━━━━━ Information supplied ━━━━━

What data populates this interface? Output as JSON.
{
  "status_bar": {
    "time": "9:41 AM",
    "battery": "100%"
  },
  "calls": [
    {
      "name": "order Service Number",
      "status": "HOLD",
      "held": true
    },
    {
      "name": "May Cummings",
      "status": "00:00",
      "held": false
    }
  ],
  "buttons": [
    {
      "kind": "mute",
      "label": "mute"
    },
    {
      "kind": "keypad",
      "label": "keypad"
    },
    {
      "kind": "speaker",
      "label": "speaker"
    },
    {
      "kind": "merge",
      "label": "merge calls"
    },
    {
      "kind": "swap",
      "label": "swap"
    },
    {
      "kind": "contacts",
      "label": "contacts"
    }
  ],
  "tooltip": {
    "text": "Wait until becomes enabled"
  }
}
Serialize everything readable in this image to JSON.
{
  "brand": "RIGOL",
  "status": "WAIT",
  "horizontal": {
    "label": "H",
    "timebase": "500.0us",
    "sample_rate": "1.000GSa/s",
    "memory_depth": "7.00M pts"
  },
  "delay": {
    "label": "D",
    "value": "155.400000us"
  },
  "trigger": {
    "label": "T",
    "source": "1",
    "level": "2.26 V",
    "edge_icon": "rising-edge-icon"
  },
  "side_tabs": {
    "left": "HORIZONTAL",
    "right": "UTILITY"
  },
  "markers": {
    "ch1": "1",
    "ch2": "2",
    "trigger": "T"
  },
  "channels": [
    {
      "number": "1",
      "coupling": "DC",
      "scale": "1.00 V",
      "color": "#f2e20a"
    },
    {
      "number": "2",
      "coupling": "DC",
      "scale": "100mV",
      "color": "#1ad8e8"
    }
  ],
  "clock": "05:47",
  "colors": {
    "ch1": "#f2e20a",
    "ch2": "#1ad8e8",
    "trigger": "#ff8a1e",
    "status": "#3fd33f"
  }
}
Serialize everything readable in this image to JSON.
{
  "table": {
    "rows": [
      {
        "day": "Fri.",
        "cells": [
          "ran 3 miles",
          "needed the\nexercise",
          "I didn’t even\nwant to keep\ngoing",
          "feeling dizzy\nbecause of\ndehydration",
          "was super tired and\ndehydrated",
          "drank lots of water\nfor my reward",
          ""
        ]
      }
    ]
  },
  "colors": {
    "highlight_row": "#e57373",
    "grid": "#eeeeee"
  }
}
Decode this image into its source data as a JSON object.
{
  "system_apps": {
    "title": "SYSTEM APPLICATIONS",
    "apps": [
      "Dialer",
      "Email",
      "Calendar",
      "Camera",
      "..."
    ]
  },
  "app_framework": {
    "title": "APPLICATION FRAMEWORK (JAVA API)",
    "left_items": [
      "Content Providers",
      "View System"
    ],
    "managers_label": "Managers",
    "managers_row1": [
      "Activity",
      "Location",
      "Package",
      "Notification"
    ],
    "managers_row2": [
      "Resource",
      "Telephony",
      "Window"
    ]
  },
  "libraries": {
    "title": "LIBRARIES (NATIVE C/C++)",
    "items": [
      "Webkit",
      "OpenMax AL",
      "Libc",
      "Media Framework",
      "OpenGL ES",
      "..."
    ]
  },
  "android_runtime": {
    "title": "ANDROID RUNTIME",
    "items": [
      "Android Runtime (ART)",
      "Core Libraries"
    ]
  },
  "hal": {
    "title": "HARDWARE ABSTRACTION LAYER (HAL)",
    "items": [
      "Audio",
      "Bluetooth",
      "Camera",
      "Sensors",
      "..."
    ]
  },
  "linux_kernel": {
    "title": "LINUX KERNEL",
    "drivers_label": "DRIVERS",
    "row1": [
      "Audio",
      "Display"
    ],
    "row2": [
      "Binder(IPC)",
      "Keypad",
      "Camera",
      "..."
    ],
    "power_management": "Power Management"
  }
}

━━━━━

Lines that include the word "title" are to be extracted from the data above.

    "title": "SYSTEM APPLICATIONS",
    "title": "APPLICATION FRAMEWORK (JAVA API)",
    "title": "LIBRARIES (NATIVE C/C++)",
    "title": "ANDROID RUNTIME",
    "title": "HARDWARE ABSTRACTION LAYER (HAL)",
    "title": "LINUX KERNEL",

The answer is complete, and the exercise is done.